[BEGIN Record excerpts]

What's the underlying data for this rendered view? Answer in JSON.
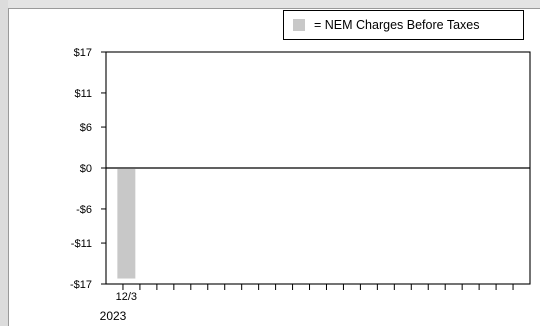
{
  "legend": {
    "label": "= NEM Charges Before Taxes",
    "swatch_color": "#c8c8c8"
  },
  "chart_data": {
    "type": "bar",
    "categories": [
      "12/3"
    ],
    "x_year_label": "2023",
    "values": [
      -16.2
    ],
    "ylim": [
      -17,
      17
    ],
    "yticks": [
      17,
      11,
      6,
      0,
      -6,
      -11,
      -17
    ],
    "ytick_labels": [
      "$17",
      "$11",
      "$6",
      "$0",
      "-$6",
      "-$11",
      "-$17"
    ],
    "bar_color": "#c8c8c8",
    "legend_position": "top-right",
    "grid": false
  }
}
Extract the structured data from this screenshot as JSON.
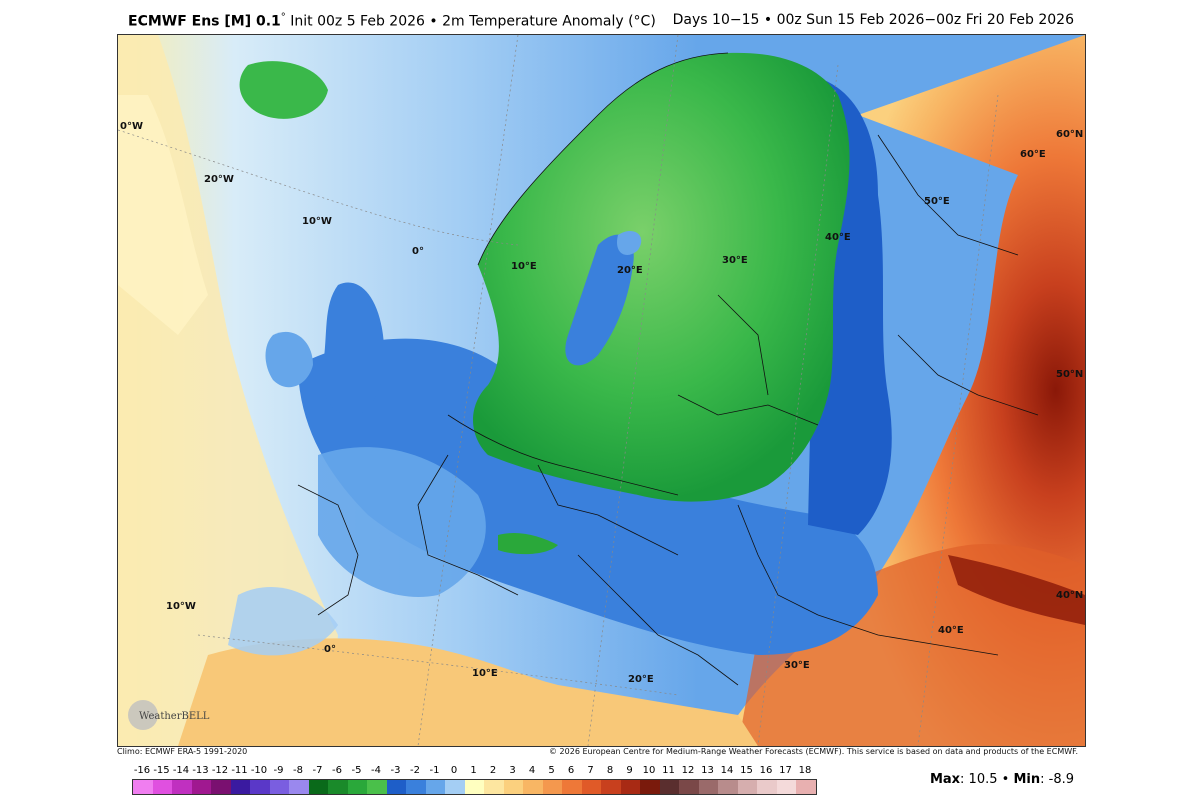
{
  "header": {
    "model": "ECMWF Ens [M] 0.1",
    "degree": "°",
    "init": " Init 00z 5 Feb 2026",
    "bullet": " • ",
    "variable": "2m Temperature Anomaly (°C)",
    "period": "Days 10−15 • 00z Sun 15 Feb 2026−00z Fri 20 Feb 2026"
  },
  "map": {
    "graticule_labels": [
      "0°W",
      "20°W",
      "10°W",
      "0°",
      "10°E",
      "20°E",
      "30°E",
      "40°E",
      "50°E",
      "60°E",
      "60°N",
      "50°N",
      "40°N",
      "40°E",
      "30°E",
      "20°E",
      "10°E",
      "0°",
      "10°W"
    ],
    "colors": {
      "ocean_cold": "#9fd0f0",
      "land_cold": "#3a78d8",
      "green_anomaly": "#2fb84a",
      "green_light": "#7ad06a",
      "warm_light": "#f7d58f",
      "warm_mid": "#f08a4a",
      "warm_strong": "#b52a10"
    },
    "logo_text": "WeatherBELL"
  },
  "credits": {
    "climo": "Climo: ECMWF ERA-5 1991-2020",
    "copyright": "© 2026 European Centre for Medium-Range Weather Forecasts (ECMWF). This service is based on data and products of the ECMWF."
  },
  "colorbar": {
    "ticks": [
      "-16",
      "-15",
      "-14",
      "-13",
      "-12",
      "-11",
      "-10",
      "-9",
      "-8",
      "-7",
      "-6",
      "-5",
      "-4",
      "-3",
      "-2",
      "-1",
      "0",
      "1",
      "2",
      "3",
      "4",
      "5",
      "6",
      "7",
      "8",
      "9",
      "10",
      "11",
      "12",
      "13",
      "14",
      "15",
      "16",
      "17",
      "18"
    ],
    "swatches": [
      "#f07ef0",
      "#e050e0",
      "#c030c0",
      "#a01890",
      "#7a1070",
      "#3a1aa0",
      "#5a38c8",
      "#7a5ee0",
      "#9a88ee",
      "#0a6a1a",
      "#1a8a2a",
      "#2aa83a",
      "#4ac04a",
      "#1e5ec8",
      "#3a80dc",
      "#66a6ea",
      "#a4cef4",
      "#ffffc0",
      "#fde6a0",
      "#fbd07e",
      "#f8b664",
      "#f4984e",
      "#ee7838",
      "#e05a28",
      "#c8401e",
      "#a82a14",
      "#7a1a0c",
      "#5a2e2e",
      "#7a4848",
      "#9a6a6a",
      "#b88c8c",
      "#d6aeae",
      "#eacaca",
      "#f4dada",
      "#e8b0b0"
    ]
  },
  "stats": {
    "max_label": "Max",
    "max_value": ": 10.5",
    "sep": " • ",
    "min_label": "Min",
    "min_value": ": -8.9"
  }
}
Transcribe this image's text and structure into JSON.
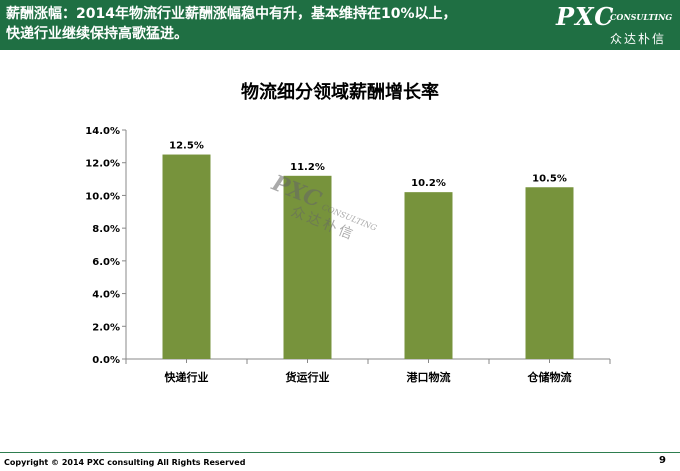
{
  "header": {
    "line1": "薪酬涨幅：2014年物流行业薪酬涨幅稳中有升，基本维持在10%以上，",
    "line2": "快递行业继续保持高歌猛进。",
    "bg_color": "#1f6f43"
  },
  "logo": {
    "main": "PXC",
    "sub": "CONSULTING",
    "cn": "众达朴信"
  },
  "watermark": {
    "main": "PXC",
    "sub": "CONSULTING",
    "cn": "众达朴信"
  },
  "chart_data": {
    "type": "bar",
    "title": "物流细分领域薪酬增长率",
    "categories": [
      "快递行业",
      "货运行业",
      "港口物流",
      "仓储物流"
    ],
    "values": [
      12.5,
      11.2,
      10.2,
      10.5
    ],
    "data_labels": [
      "12.5%",
      "11.2%",
      "10.2%",
      "10.5%"
    ],
    "ylim": [
      0,
      14
    ],
    "yticks": [
      "0.0%",
      "2.0%",
      "4.0%",
      "6.0%",
      "8.0%",
      "10.0%",
      "12.0%",
      "14.0%"
    ],
    "xlabel": "",
    "ylabel": "",
    "grid": false,
    "bar_color": "#77933c"
  },
  "footer": {
    "copyright": "Copyright © 2014  PXC consulting All Rights Reserved",
    "page": "9"
  }
}
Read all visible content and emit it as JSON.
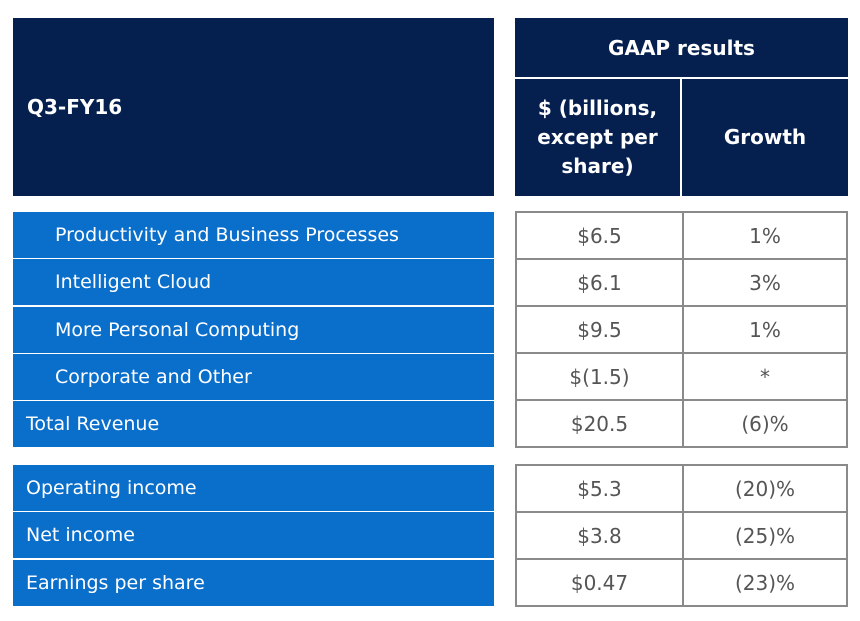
{
  "header": {
    "period": "Q3-FY16",
    "group": "GAAP results",
    "col1": "$ (billions, except per share)",
    "col2": "Growth"
  },
  "colors": {
    "navy": "#05204f",
    "blue": "#0a6ecb"
  },
  "revenue_rows": [
    {
      "label": "Productivity and Business Processes",
      "value": "$6.5",
      "growth": "1%",
      "indent": true
    },
    {
      "label": "Intelligent Cloud",
      "value": "$6.1",
      "growth": "3%",
      "indent": true
    },
    {
      "label": "More Personal Computing",
      "value": "$9.5",
      "growth": "1%",
      "indent": true
    },
    {
      "label": "Corporate and Other",
      "value": "$(1.5)",
      "growth": "*",
      "indent": true
    },
    {
      "label": "Total Revenue",
      "value": "$20.5",
      "growth": "(6)%",
      "indent": false
    }
  ],
  "income_rows": [
    {
      "label": "Operating income",
      "value": "$5.3",
      "growth": "(20)%"
    },
    {
      "label": "Net income",
      "value": "$3.8",
      "growth": "(25)%"
    },
    {
      "label": "Earnings per share",
      "value": "$0.47",
      "growth": "(23)%"
    }
  ]
}
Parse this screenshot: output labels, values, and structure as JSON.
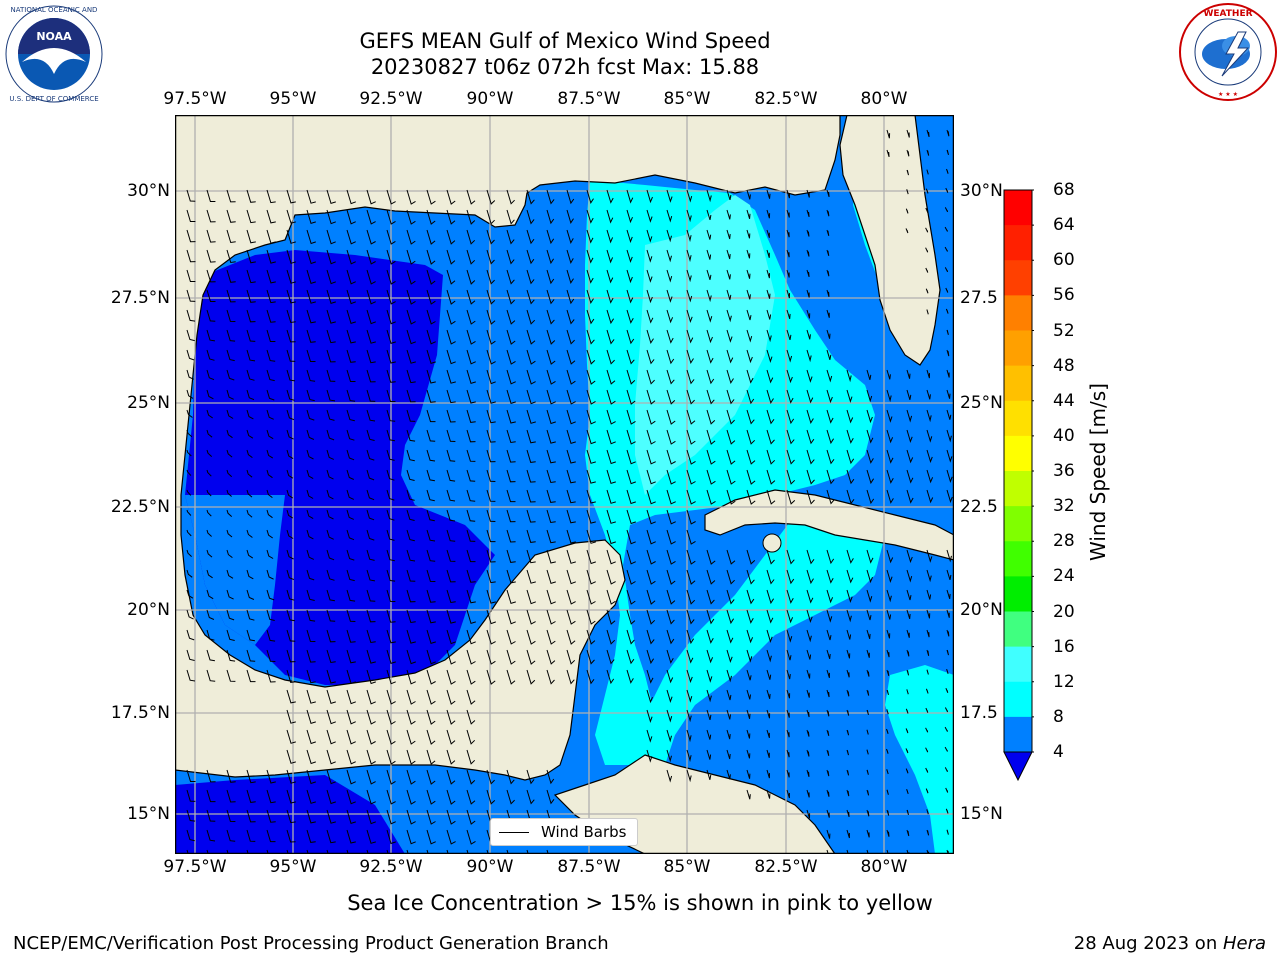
{
  "title": {
    "line1": "GEFS MEAN Gulf of Mexico Wind Speed",
    "line2": "20230827 t06z 072h fcst   Max: 15.88"
  },
  "logos": {
    "left": "NOAA",
    "right": "NATIONAL WEATHER SERVICE"
  },
  "map": {
    "lon_ticks": [
      "97.5°W",
      "95°W",
      "92.5°W",
      "90°W",
      "87.5°W",
      "85°W",
      "82.5°W",
      "80°W"
    ],
    "lat_ticks_left": [
      "30°N",
      "27.5°N",
      "25°N",
      "22.5°N",
      "20°N",
      "17.5°N",
      "15°N"
    ],
    "lat_ticks_right": [
      "30°N",
      "27.5",
      "25°N",
      "22.5",
      "20°N",
      "17.5",
      "15°N"
    ],
    "legend_label": "Wind Barbs",
    "colors": {
      "land": "#efedd9",
      "level_0_4": "#0000ee",
      "level_4_8": "#0080ff",
      "level_8_12": "#00ffff",
      "level_12_16": "#4dffff"
    }
  },
  "colorbar": {
    "label": "Wind Speed [m/s]",
    "ticks": [
      "68",
      "64",
      "60",
      "56",
      "52",
      "48",
      "44",
      "40",
      "36",
      "32",
      "28",
      "24",
      "20",
      "16",
      "12",
      "8",
      "4"
    ],
    "colors": [
      "#ff0000",
      "#ff2000",
      "#ff4000",
      "#ff6000",
      "#ff8000",
      "#ffa000",
      "#ffc000",
      "#ffe000",
      "#ffff00",
      "#e0ff00",
      "#c0ff00",
      "#80ff00",
      "#40ff00",
      "#00ee00",
      "#40ff80",
      "#a0ffff",
      "#40ffff",
      "#00ffff",
      "#0080ff"
    ],
    "under_color": "#0000ee"
  },
  "footer": {
    "sea_ice_note": "Sea Ice Concentration > 15% is shown in pink to yellow",
    "credit": "NCEP/EMC/Verification Post Processing Product Generation Branch",
    "date_prefix": "28 Aug 2023 on ",
    "date_machine": "Hera"
  }
}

[END Record excerpts]

◆ Your goal
The records above must be printed exactly; the pictures stay out.

◆ Result of this task
What's the underlying data for this rendered view? Answer in JSON.
{
  "legend": {
    "label": "= NEM Charges Before Taxes",
    "swatch_color": "#c8c8c8"
  },
  "chart_data": {
    "type": "bar",
    "categories": [
      "12/3"
    ],
    "x_year_label": "2023",
    "values": [
      -16.2
    ],
    "ylim": [
      -17,
      17
    ],
    "yticks": [
      17,
      11,
      6,
      0,
      -6,
      -11,
      -17
    ],
    "ytick_labels": [
      "$17",
      "$11",
      "$6",
      "$0",
      "-$6",
      "-$11",
      "-$17"
    ],
    "bar_color": "#c8c8c8",
    "legend_position": "top-right",
    "grid": false
  }
}
Extract the structured data from this screenshot as JSON.
{
  "header": {
    "model": "ECMWF Ens [M] 0.1",
    "degree": "°",
    "init": " Init 00z 5 Feb 2026",
    "bullet": " • ",
    "variable": "2m Temperature Anomaly (°C)",
    "period": "Days 10−15 • 00z Sun 15 Feb 2026−00z Fri 20 Feb 2026"
  },
  "map": {
    "graticule_labels": [
      "0°W",
      "20°W",
      "10°W",
      "0°",
      "10°E",
      "20°E",
      "30°E",
      "40°E",
      "50°E",
      "60°E",
      "60°N",
      "50°N",
      "40°N",
      "40°E",
      "30°E",
      "20°E",
      "10°E",
      "0°",
      "10°W"
    ],
    "colors": {
      "ocean_cold": "#9fd0f0",
      "land_cold": "#3a78d8",
      "green_anomaly": "#2fb84a",
      "green_light": "#7ad06a",
      "warm_light": "#f7d58f",
      "warm_mid": "#f08a4a",
      "warm_strong": "#b52a10"
    },
    "logo_text": "WeatherBELL"
  },
  "credits": {
    "climo": "Climo: ECMWF ERA-5 1991-2020",
    "copyright": "© 2026 European Centre for Medium-Range Weather Forecasts (ECMWF). This service is based on data and products of the ECMWF."
  },
  "colorbar": {
    "ticks": [
      "-16",
      "-15",
      "-14",
      "-13",
      "-12",
      "-11",
      "-10",
      "-9",
      "-8",
      "-7",
      "-6",
      "-5",
      "-4",
      "-3",
      "-2",
      "-1",
      "0",
      "1",
      "2",
      "3",
      "4",
      "5",
      "6",
      "7",
      "8",
      "9",
      "10",
      "11",
      "12",
      "13",
      "14",
      "15",
      "16",
      "17",
      "18"
    ],
    "swatches": [
      "#f07ef0",
      "#e050e0",
      "#c030c0",
      "#a01890",
      "#7a1070",
      "#3a1aa0",
      "#5a38c8",
      "#7a5ee0",
      "#9a88ee",
      "#0a6a1a",
      "#1a8a2a",
      "#2aa83a",
      "#4ac04a",
      "#1e5ec8",
      "#3a80dc",
      "#66a6ea",
      "#a4cef4",
      "#ffffc0",
      "#fde6a0",
      "#fbd07e",
      "#f8b664",
      "#f4984e",
      "#ee7838",
      "#e05a28",
      "#c8401e",
      "#a82a14",
      "#7a1a0c",
      "#5a2e2e",
      "#7a4848",
      "#9a6a6a",
      "#b88c8c",
      "#d6aeae",
      "#eacaca",
      "#f4dada",
      "#e8b0b0"
    ]
  },
  "stats": {
    "max_label": "Max",
    "max_value": ": 10.5",
    "sep": " • ",
    "min_label": "Min",
    "min_value": ": -8.9"
  }
}
Transcribe this image's text and structure into JSON.
{
  "header": {
    "line1": "薪酬涨幅：2014年物流行业薪酬涨幅稳中有升，基本维持在10%以上，",
    "line2": "快递行业继续保持高歌猛进。",
    "bg_color": "#1f6f43"
  },
  "logo": {
    "main": "PXC",
    "sub": "CONSULTING",
    "cn": "众达朴信"
  },
  "watermark": {
    "main": "PXC",
    "sub": "CONSULTING",
    "cn": "众达朴信"
  },
  "chart_data": {
    "type": "bar",
    "title": "物流细分领域薪酬增长率",
    "categories": [
      "快递行业",
      "货运行业",
      "港口物流",
      "仓储物流"
    ],
    "values": [
      12.5,
      11.2,
      10.2,
      10.5
    ],
    "data_labels": [
      "12.5%",
      "11.2%",
      "10.2%",
      "10.5%"
    ],
    "ylim": [
      0,
      14
    ],
    "yticks": [
      "0.0%",
      "2.0%",
      "4.0%",
      "6.0%",
      "8.0%",
      "10.0%",
      "12.0%",
      "14.0%"
    ],
    "xlabel": "",
    "ylabel": "",
    "grid": false,
    "bar_color": "#77933c"
  },
  "footer": {
    "copyright": "Copyright © 2014  PXC consulting All Rights Reserved",
    "page": "9"
  }
}
Read all visible content and emit it as JSON.
{
  "header": {
    "period": "Q3-FY16",
    "group": "GAAP results",
    "col1": "$ (billions, except per share)",
    "col2": "Growth"
  },
  "colors": {
    "navy": "#05204f",
    "blue": "#0a6ecb"
  },
  "revenue_rows": [
    {
      "label": "Productivity and Business Processes",
      "value": "$6.5",
      "growth": "1%",
      "indent": true
    },
    {
      "label": "Intelligent Cloud",
      "value": "$6.1",
      "growth": "3%",
      "indent": true
    },
    {
      "label": "More Personal Computing",
      "value": "$9.5",
      "growth": "1%",
      "indent": true
    },
    {
      "label": "Corporate and Other",
      "value": "$(1.5)",
      "growth": "*",
      "indent": true
    },
    {
      "label": "Total Revenue",
      "value": "$20.5",
      "growth": "(6)%",
      "indent": false
    }
  ],
  "income_rows": [
    {
      "label": "Operating income",
      "value": "$5.3",
      "growth": "(20)%"
    },
    {
      "label": "Net income",
      "value": "$3.8",
      "growth": "(25)%"
    },
    {
      "label": "Earnings per share",
      "value": "$0.47",
      "growth": "(23)%"
    }
  ]
}
Parse this screenshot: output labels, values, and structure as JSON.
{
  "title": {
    "line1": "GEFS MEAN Gulf of Mexico Wind Speed",
    "line2": "20230827 t06z 072h fcst   Max: 15.88"
  },
  "logos": {
    "left": "NOAA",
    "right": "NATIONAL WEATHER SERVICE"
  },
  "map": {
    "lon_ticks": [
      "97.5°W",
      "95°W",
      "92.5°W",
      "90°W",
      "87.5°W",
      "85°W",
      "82.5°W",
      "80°W"
    ],
    "lat_ticks_left": [
      "30°N",
      "27.5°N",
      "25°N",
      "22.5°N",
      "20°N",
      "17.5°N",
      "15°N"
    ],
    "lat_ticks_right": [
      "30°N",
      "27.5",
      "25°N",
      "22.5",
      "20°N",
      "17.5",
      "15°N"
    ],
    "legend_label": "Wind Barbs",
    "colors": {
      "land": "#efedd9",
      "level_0_4": "#0000ee",
      "level_4_8": "#0080ff",
      "level_8_12": "#00ffff",
      "level_12_16": "#4dffff"
    }
  },
  "colorbar": {
    "label": "Wind Speed [m/s]",
    "ticks": [
      "68",
      "64",
      "60",
      "56",
      "52",
      "48",
      "44",
      "40",
      "36",
      "32",
      "28",
      "24",
      "20",
      "16",
      "12",
      "8",
      "4"
    ],
    "colors": [
      "#ff0000",
      "#ff2000",
      "#ff4000",
      "#ff6000",
      "#ff8000",
      "#ffa000",
      "#ffc000",
      "#ffe000",
      "#ffff00",
      "#e0ff00",
      "#c0ff00",
      "#80ff00",
      "#40ff00",
      "#00ee00",
      "#40ff80",
      "#a0ffff",
      "#40ffff",
      "#00ffff",
      "#0080ff"
    ],
    "under_color": "#0000ee"
  },
  "footer": {
    "sea_ice_note": "Sea Ice Concentration > 15% is shown in pink to yellow",
    "credit": "NCEP/EMC/Verification Post Processing Product Generation Branch",
    "date_prefix": "28 Aug 2023 on ",
    "date_machine": "Hera"
  }
}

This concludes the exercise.